BEGIN Entries shown

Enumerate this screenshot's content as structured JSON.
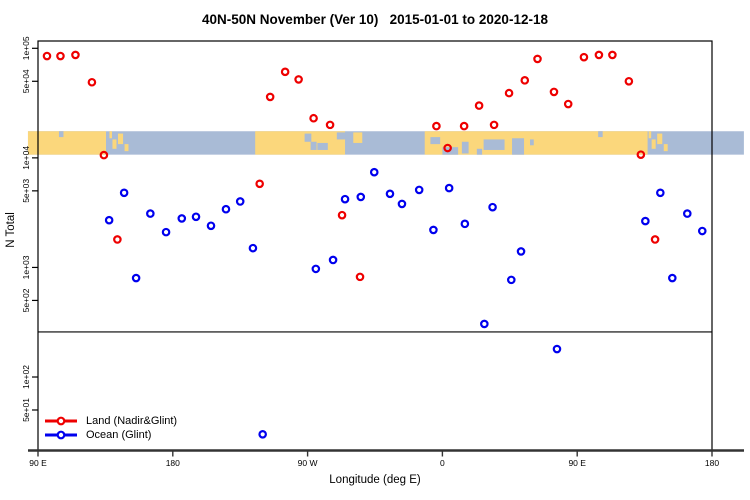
{
  "title": "40N-50N November (Ver 10)   2015-01-01 to 2020-12-18",
  "legend": {
    "items": [
      {
        "label": "Land (Nadir&Glint)",
        "color": "#ee0000"
      },
      {
        "label": "Ocean (Glint)",
        "color": "#0000ee"
      }
    ]
  },
  "colors": {
    "land_point": "#ee0000",
    "ocean_point": "#0000ee",
    "map_land": "#fbd77c",
    "map_water": "#a9bbd6",
    "axis": "#000000",
    "bottom_axis": "#333333"
  },
  "chart_data": {
    "type": "scatter",
    "title": "40N-50N November (Ver 10)   2015-01-01 to 2020-12-18",
    "xlabel": "Longitude (deg E)",
    "ylabel": "N Total",
    "x_axis": {
      "note": "longitude axis starts at 90E and wraps: values run -270..180 deg E",
      "range": [
        -270,
        180
      ],
      "ticks": [
        {
          "pos": -270,
          "label": "90 E"
        },
        {
          "pos": -180,
          "label": "180"
        },
        {
          "pos": -90,
          "label": "90 W"
        },
        {
          "pos": 0,
          "label": "0"
        },
        {
          "pos": 90,
          "label": "90 E"
        },
        {
          "pos": 180,
          "label": "180"
        }
      ]
    },
    "y_axis": {
      "scale": "log10",
      "range": [
        22,
        119000
      ],
      "ticks": [
        {
          "value": 100000,
          "label": "1e+05"
        },
        {
          "value": 50000,
          "label": "5e+04"
        },
        {
          "value": 10000,
          "label": "1e+04"
        },
        {
          "value": 5000,
          "label": "5e+03"
        },
        {
          "value": 1000,
          "label": "1e+03"
        },
        {
          "value": 500,
          "label": "5e+02"
        },
        {
          "value": 100,
          "label": "1e+02"
        },
        {
          "value": 50,
          "label": "5e+01"
        }
      ]
    },
    "threshold_line_n": 258,
    "series": [
      {
        "name": "Land (Nadir&Glint)",
        "color": "#ee0000",
        "points": [
          {
            "lon": -264,
            "n": 85000
          },
          {
            "lon": -255,
            "n": 85000
          },
          {
            "lon": -245,
            "n": 87000
          },
          {
            "lon": -234,
            "n": 49000
          },
          {
            "lon": -226,
            "n": 10600
          },
          {
            "lon": -217,
            "n": 1800
          },
          {
            "lon": -122,
            "n": 5800
          },
          {
            "lon": -115,
            "n": 36000
          },
          {
            "lon": -105,
            "n": 61000
          },
          {
            "lon": -96,
            "n": 52000
          },
          {
            "lon": -86,
            "n": 23000
          },
          {
            "lon": -75,
            "n": 20000
          },
          {
            "lon": -67,
            "n": 3000
          },
          {
            "lon": -55,
            "n": 820
          },
          {
            "lon": -4,
            "n": 19500
          },
          {
            "lon": 3.5,
            "n": 12300
          },
          {
            "lon": 14.5,
            "n": 19500
          },
          {
            "lon": 24.5,
            "n": 30000
          },
          {
            "lon": 34.5,
            "n": 20000
          },
          {
            "lon": 44.5,
            "n": 39000
          },
          {
            "lon": 55,
            "n": 51000
          },
          {
            "lon": 63.5,
            "n": 80000
          },
          {
            "lon": 74.5,
            "n": 40000
          },
          {
            "lon": 84,
            "n": 31000
          },
          {
            "lon": 94.5,
            "n": 83000
          },
          {
            "lon": 104.5,
            "n": 87000
          },
          {
            "lon": 113.5,
            "n": 87000
          },
          {
            "lon": 124.5,
            "n": 50000
          },
          {
            "lon": 132.5,
            "n": 10700
          },
          {
            "lon": 142,
            "n": 1800
          }
        ]
      },
      {
        "name": "Ocean (Glint)",
        "color": "#0000ee",
        "points": [
          {
            "lon": -222.5,
            "n": 2700
          },
          {
            "lon": -212.5,
            "n": 4800
          },
          {
            "lon": -204.5,
            "n": 800
          },
          {
            "lon": -195,
            "n": 3100
          },
          {
            "lon": -184.5,
            "n": 2100
          },
          {
            "lon": -174,
            "n": 2800
          },
          {
            "lon": -164.5,
            "n": 2900
          },
          {
            "lon": -154.5,
            "n": 2400
          },
          {
            "lon": -144.5,
            "n": 3400
          },
          {
            "lon": -135,
            "n": 4000
          },
          {
            "lon": -126.5,
            "n": 1500
          },
          {
            "lon": -120,
            "n": 30
          },
          {
            "lon": -84.5,
            "n": 970
          },
          {
            "lon": -73,
            "n": 1170
          },
          {
            "lon": -65,
            "n": 4200
          },
          {
            "lon": -54.5,
            "n": 4400
          },
          {
            "lon": -45.5,
            "n": 7400
          },
          {
            "lon": -35,
            "n": 4700
          },
          {
            "lon": -27,
            "n": 3800
          },
          {
            "lon": -15.5,
            "n": 5100
          },
          {
            "lon": -6,
            "n": 2200
          },
          {
            "lon": 4.5,
            "n": 5300
          },
          {
            "lon": 15,
            "n": 2500
          },
          {
            "lon": 28,
            "n": 305
          },
          {
            "lon": 33.5,
            "n": 3550
          },
          {
            "lon": 46,
            "n": 770
          },
          {
            "lon": 52.5,
            "n": 1400
          },
          {
            "lon": 76.5,
            "n": 180
          },
          {
            "lon": 135.5,
            "n": 2650
          },
          {
            "lon": 145.5,
            "n": 4800
          },
          {
            "lon": 153.5,
            "n": 800
          },
          {
            "lon": 163.5,
            "n": 3100
          },
          {
            "lon": 173.5,
            "n": 2150
          }
        ]
      }
    ],
    "map_band": {
      "note": "40N-50N world strip drawn across the plot between these N values",
      "top_n": 17500,
      "bottom_n": 10700,
      "water_extent": {
        "lon0": -276.7,
        "lon1": 201.3
      },
      "land_segments": [
        {
          "lon0": -276.7,
          "lon1": -224.6
        },
        {
          "lon0": -125,
          "lon1": -65
        },
        {
          "lon0": -11.8,
          "lon1": 137
        }
      ],
      "islands": [
        {
          "lon0": -222.3,
          "lon1": -220.6,
          "y0": 0.0,
          "y1": 0.3
        },
        {
          "lon0": -220.3,
          "lon1": -217.6,
          "y0": 0.35,
          "y1": 0.75
        },
        {
          "lon0": -216.6,
          "lon1": -213.2,
          "y0": 0.1,
          "y1": 0.55
        },
        {
          "lon0": -212.2,
          "lon1": -209.6,
          "y0": 0.55,
          "y1": 0.85
        },
        {
          "lon0": -59.5,
          "lon1": -53.5,
          "y0": 0.05,
          "y1": 0.5
        },
        {
          "lon0": 137.7,
          "lon1": 139.4,
          "y0": 0.0,
          "y1": 0.3
        },
        {
          "lon0": 139.7,
          "lon1": 142.4,
          "y0": 0.35,
          "y1": 0.75
        },
        {
          "lon0": 143.4,
          "lon1": 146.8,
          "y0": 0.1,
          "y1": 0.55
        },
        {
          "lon0": 147.8,
          "lon1": 150.4,
          "y0": 0.55,
          "y1": 0.85
        }
      ],
      "water_patches": [
        {
          "lon0": -256,
          "lon1": -253,
          "y0": 0.0,
          "y1": 0.25
        },
        {
          "lon0": -92,
          "lon1": -87.5,
          "y0": 0.1,
          "y1": 0.45
        },
        {
          "lon0": -88,
          "lon1": -84,
          "y0": 0.45,
          "y1": 0.8
        },
        {
          "lon0": -83.5,
          "lon1": -76.5,
          "y0": 0.5,
          "y1": 0.8
        },
        {
          "lon0": -70.5,
          "lon1": -64.5,
          "y0": 0.05,
          "y1": 0.35
        },
        {
          "lon0": -8,
          "lon1": -1.5,
          "y0": 0.25,
          "y1": 0.55
        },
        {
          "lon0": 0,
          "lon1": 10.5,
          "y0": 0.68,
          "y1": 1.0
        },
        {
          "lon0": 13,
          "lon1": 17.5,
          "y0": 0.45,
          "y1": 0.95
        },
        {
          "lon0": 23,
          "lon1": 26.5,
          "y0": 0.75,
          "y1": 1.0
        },
        {
          "lon0": 27.5,
          "lon1": 41.5,
          "y0": 0.35,
          "y1": 0.8
        },
        {
          "lon0": 46.5,
          "lon1": 54.5,
          "y0": 0.3,
          "y1": 1.0
        },
        {
          "lon0": 58.5,
          "lon1": 61,
          "y0": 0.35,
          "y1": 0.6
        },
        {
          "lon0": 104,
          "lon1": 107,
          "y0": 0.0,
          "y1": 0.25
        }
      ]
    }
  }
}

END Entries shown

■ Exercise instructions: List each line of the records that holds the string "title".

■ Answer to the task:
  "title": "40N-50N November (Ver 10)   2015-01-01 to 2020-12-18",
    "title": "40N-50N November (Ver 10)   2015-01-01 to 2020-12-18",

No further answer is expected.